• **Short problem**
Reproduce all of the data exactly.
Begin Supplied records
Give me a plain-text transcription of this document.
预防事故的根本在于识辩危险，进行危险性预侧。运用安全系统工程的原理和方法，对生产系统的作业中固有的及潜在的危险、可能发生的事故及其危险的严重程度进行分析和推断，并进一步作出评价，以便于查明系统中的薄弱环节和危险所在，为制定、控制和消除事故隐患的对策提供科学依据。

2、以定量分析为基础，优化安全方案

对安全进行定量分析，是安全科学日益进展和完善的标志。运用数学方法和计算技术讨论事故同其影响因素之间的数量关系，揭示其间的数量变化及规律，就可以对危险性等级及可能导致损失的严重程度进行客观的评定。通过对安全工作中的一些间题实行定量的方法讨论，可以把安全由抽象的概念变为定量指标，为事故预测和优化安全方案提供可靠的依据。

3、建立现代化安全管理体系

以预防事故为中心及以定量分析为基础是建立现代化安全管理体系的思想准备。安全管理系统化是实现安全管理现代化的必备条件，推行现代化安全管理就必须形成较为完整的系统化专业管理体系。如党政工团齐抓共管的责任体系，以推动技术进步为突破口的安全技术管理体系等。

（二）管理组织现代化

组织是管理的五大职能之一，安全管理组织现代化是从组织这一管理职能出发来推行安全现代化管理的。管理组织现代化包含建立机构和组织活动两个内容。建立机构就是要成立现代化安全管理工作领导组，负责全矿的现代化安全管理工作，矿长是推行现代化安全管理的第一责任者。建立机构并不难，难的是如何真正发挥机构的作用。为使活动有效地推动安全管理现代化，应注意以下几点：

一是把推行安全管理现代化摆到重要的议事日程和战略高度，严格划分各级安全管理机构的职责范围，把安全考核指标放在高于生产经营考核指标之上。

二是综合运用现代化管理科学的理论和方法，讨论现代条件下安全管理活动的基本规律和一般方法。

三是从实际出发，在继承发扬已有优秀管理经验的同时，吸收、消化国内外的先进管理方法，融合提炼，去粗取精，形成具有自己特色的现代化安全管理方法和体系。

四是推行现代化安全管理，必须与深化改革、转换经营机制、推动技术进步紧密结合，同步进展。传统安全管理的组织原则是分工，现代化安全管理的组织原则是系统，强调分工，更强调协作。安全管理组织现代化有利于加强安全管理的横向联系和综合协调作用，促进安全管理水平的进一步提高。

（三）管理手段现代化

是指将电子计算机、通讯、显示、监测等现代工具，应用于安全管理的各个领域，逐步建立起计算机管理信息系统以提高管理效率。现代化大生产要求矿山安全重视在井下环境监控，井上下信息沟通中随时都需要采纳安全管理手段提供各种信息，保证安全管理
End Supplied records
• **Task response**
Give me a plain-text transcription of this document.
预防事故的根本在于识辩危险，进行危险性预侧。运用安全系统工程的原理和方法，对生产系统的作业中固有的及潜在的危险、可能发生的事故及其危险的严重程度进行分析和推断，并进一步作出评价，以便于查明系统中的薄弱环节和危险所在，为制定、控制和消除事故隐患的对策提供科学依据。

2、以定量分析为基础，优化安全方案

对安全进行定量分析，是安全科学日益进展和完善的标志。运用数学方法和计算技术讨论事故同其影响因素之间的数量关系，揭示其间的数量变化及规律，就可以对危险性等级及可能导致损失的严重程度进行客观的评定。通过对安全工作中的一些间题实行定量的方法讨论，可以把安全由抽象的概念变为定量指标，为事故预测和优化安全方案提供可靠的依据。

3、建立现代化安全管理体系

以预防事故为中心及以定量分析为基础是建立现代化安全管理体系的思想准备。安全管理系统化是实现安全管理现代化的必备条件，推行现代化安全管理就必须形成较为完整的系统化专业管理体系。如党政工团齐抓共管的责任体系，以推动技术进步为突破口的安全技术管理体系等。

（二）管理组织现代化

组织是管理的五大职能之一，安全管理组织现代化是从组织这一管理职能出发来推行安全现代化管理的。管理组织现代化包含建立机构和组织活动两个内容。建立机构就是要成立现代化安全管理工作领导组，负责全矿的现代化安全管理工作，矿长是推行现代化安全管理的第一责任者。建立机构并不难，难的是如何真正发挥机构的作用。为使活动有效地推动安全管理现代化，应注意以下几点：

一是把推行安全管理现代化摆到重要的议事日程和战略高度，严格划分各级安全管理机构的职责范围，把安全考核指标放在高于生产经营考核指标之上。

二是综合运用现代化管理科学的理论和方法，讨论现代条件下安全管理活动的基本规律和一般方法。

三是从实际出发，在继承发扬已有优秀管理经验的同时，吸收、消化国内外的先进管理方法，融合提炼，去粗取精，形成具有自己特色的现代化安全管理方法和体系。

四是推行现代化安全管理，必须与深化改革、转换经营机制、推动技术进步紧密结合，同步进展。传统安全管理的组织原则是分工，现代化安全管理的组织原则是系统，强调分工，更强调协作。安全管理组织现代化有利于加强安全管理的横向联系和综合协调作用，促进安全管理水平的进一步提高。

（三）管理手段现代化

是指将电子计算机、通讯、显示、监测等现代工具，应用于安全管理的各个领域，逐步建立起计算机管理信息系统以提高管理效率。现代化大生产要求矿山安全重视在井下环境监控，井上下信息沟通中随时都需要采纳安全管理手段提供各种信息，保证安全管理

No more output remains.